**Given problem 1**
Answer these about the passage, one per line:
(a) What did the river shine like tonight?
(b) What do the words scurry at the corner of the eye like?
(c) Where did the steps beside them lead down into?

Words itch in my skull, telling me to write, to write it down; they spill down my throat to press at my chest. They flash across my vision—a thunderbolt—or scurry at the corner of my eye like spiders. They are only words, I whisper: reassurance. I sit at my desk; there is no comfortable position. The words are discomfort droning bee-like under my skin, they are a mouthful I can't swallow. Pen to paper, I mutter, There! Do it! but they wait for passion, not for the motions my hands remember how to make. I won't say it.
Tonight, the river shone like a pot of glossy blue-black ink; ripples passed reflected lights back and forth. We walked, and while the memory is silent, I know we weren't. We watched our shadows grow tall as streetlamps fell behind, our black hips swaying before us and fading to grey as the next light approached. Steps beside us led down into the water, which slurped loudly at the stone. We walked quickly enough that my hands were throbbing with blood, the skin uncomfortably tight. I stretched my hands above my head to feel them drain. Wind brushed past my cheek.

**Given data**
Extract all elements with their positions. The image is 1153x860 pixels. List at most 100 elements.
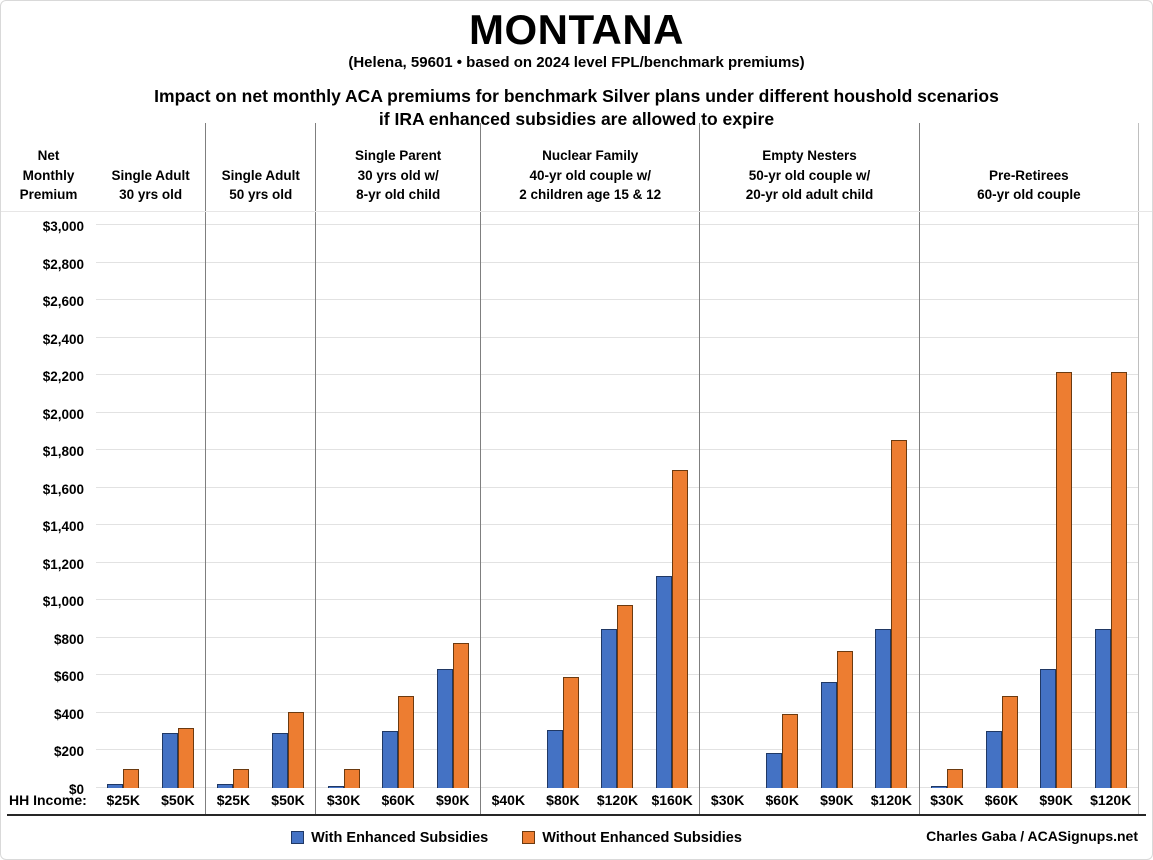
group-header-line: 30 yrs old w/ [357,167,439,183]
group-header-line: 2 children age 15 & 12 [519,187,662,203]
category-cell [261,212,316,788]
chart-titles: MONTANA (Helena, 59601 • based on 2024 l… [1,1,1152,129]
y-tick-label: $3,000 [42,219,84,234]
bar-with-subsidies [436,668,453,788]
bar-group [316,212,482,788]
chart-description-line1: Impact on net monthly ACA premiums for b… [154,86,999,106]
group-header-line: 40-yr old couple w/ [529,167,651,183]
category-cell [645,212,700,788]
bar-without-subsidies [452,642,469,788]
income-label: $120K [870,792,913,808]
y-tick-label: $200 [53,744,84,760]
group-header-line: Empty Nesters [762,148,857,164]
bar-with-subsidies [546,729,563,788]
income-label: $60K [765,792,799,808]
category-cell [206,212,261,788]
group-headers: Single Adult 30 yrs old Single Adult 50 yrs… [96,123,1139,211]
bar-without-subsidies [836,651,853,788]
bar-group [96,212,207,788]
bar-without-subsidies [1001,696,1018,788]
bar-without-subsidies [946,769,963,788]
bar-with-subsidies [766,753,783,788]
x-axis-label: HH Income: [9,792,87,808]
bar-group [206,212,317,788]
income-label-group: $25K $50K [96,788,207,814]
income-label: $60K [381,792,415,808]
category-cell [371,212,426,788]
group-header-line: Single Adult [111,167,190,183]
y-axis-title-line: Monthly [22,167,75,183]
income-label: $30K [326,792,361,808]
bar-groups [96,212,1139,788]
group-header-line: Pre-Retirees [989,167,1069,183]
income-label: $50K [271,792,305,808]
group-header-row: Net Monthly Premium Single Adult 30 yrs old… [1,123,1152,211]
category-cell [425,212,480,788]
bar-with-subsidies [820,681,837,788]
income-label: $40K [491,792,526,808]
bar-with-subsidies [985,730,1002,788]
y-axis-tick-labels: $0 $200 $400 $600 $800 $1,000 $1,200 $1,400 $1,6… [1,212,96,797]
bar-without-subsidies [1110,372,1127,788]
y-tick-label: $2,400 [42,331,84,347]
bar-without-subsidies [288,712,305,788]
category-cell [1083,212,1138,788]
chart-description-line2: if IRA enhanced subsidies are allowed to… [378,108,775,129]
category-cell [700,212,755,788]
y-tick-label: $2,200 [42,369,84,385]
group-header: Pre-Retirees 60-yr old couple [920,123,1139,211]
bar-group [481,212,701,788]
income-label: $25K [216,792,251,808]
bar-group [700,212,920,788]
income-labels: $25K $50K $25K $50K $30K $60K $90K $40K $80K $120… [96,788,1139,814]
category-cell [151,212,206,788]
gridline [96,336,1139,338]
bar-without-subsidies [672,469,689,788]
gridline [96,524,1139,526]
bar-with-subsidies [107,784,124,788]
bar-with-subsidies [656,575,673,788]
bar-without-subsidies [343,769,360,788]
y-tick-label: $1,200 [42,556,84,572]
y-tick-label: $800 [53,631,84,647]
y-tick-label: $2,800 [42,256,84,272]
y-tick-label: $1,800 [42,444,84,460]
category-cell [864,212,919,788]
legend-item-with-subsidies: With Enhanced Subsidies [291,830,488,846]
income-label: $120K [596,792,639,808]
bar-without-subsidies [562,677,579,788]
chart-description: Impact on net monthly ACA premiums for b… [1,85,1152,131]
legend-swatch-orange-icon [522,831,536,844]
category-cell [1029,212,1084,788]
legend: With Enhanced Subsidies Without Enhanced… [1,816,1152,859]
group-header-line: 60-yr old couple [977,187,1081,203]
legend-swatch-blue-icon [291,831,305,844]
legend-label-without: Without Enhanced Subsidies [542,829,742,846]
category-cell [96,212,151,788]
group-header-line: Single Adult [221,167,300,183]
page-subtitle: (Helena, 59601 • based on 2024 level FPL… [348,54,805,71]
category-cell [316,212,371,788]
income-label: $90K [820,792,854,808]
group-header-line: 20-yr old adult child [745,187,874,203]
gridline [96,486,1139,488]
income-label: $90K [436,792,470,808]
income-label: $50K [161,792,195,808]
category-cell [810,212,865,788]
income-label: $25K [106,792,141,808]
category-cell [920,212,975,788]
group-header-line: Single Parent [355,148,442,164]
y-tick-label: $0 [68,782,84,797]
income-label-group: $25K $50K [206,788,317,814]
gridline [96,261,1139,263]
y-tick-label: $400 [53,706,84,722]
bar-with-subsidies [930,786,947,788]
category-cell [481,212,536,788]
plot-area [96,212,1139,788]
income-label: $160K [651,792,693,808]
x-axis-row: HH Income: $25K $50K $25K $50K $30K $60K $90K $… [1,788,1152,814]
group-header: Nuclear Family 40-yr old couple w/2 child… [481,123,701,211]
income-label-group: $40K $80K $120K $160K [481,788,701,814]
income-label: $30K [710,792,745,808]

**Given problem 2**
From the entries, retype the lines between the one holding "group-header-line: 30 yrs" and the one holding "y-tick-label: $200 [53,744,84,760]", inclusive.

**Final answer 1**
(a) A pot of glossy blue-black ink
(b) Spiders
(c) The water

**Final answer 2**
group-header-line: 30 yrs old w/ [357,167,439,183]
group-header-line: 2 children age 15 & 12 [519,187,662,203]
category-cell [261,212,316,788]
chart-titles: MONTANA (Helena, 59601 • based on 2024 l… [1,1,1152,129]
y-tick-label: $3,000 [42,219,84,234]
bar-with-subsidies [436,668,453,788]
bar-group [316,212,482,788]
chart-description-line1: Impact on net monthly ACA premiums for b… [154,86,999,106]
group-header-line: 40-yr old couple w/ [529,167,651,183]
category-cell [645,212,700,788]
bar-without-subsidies [452,642,469,788]
income-label: $120K [870,792,913,808]
y-tick-label: $200 [53,744,84,760]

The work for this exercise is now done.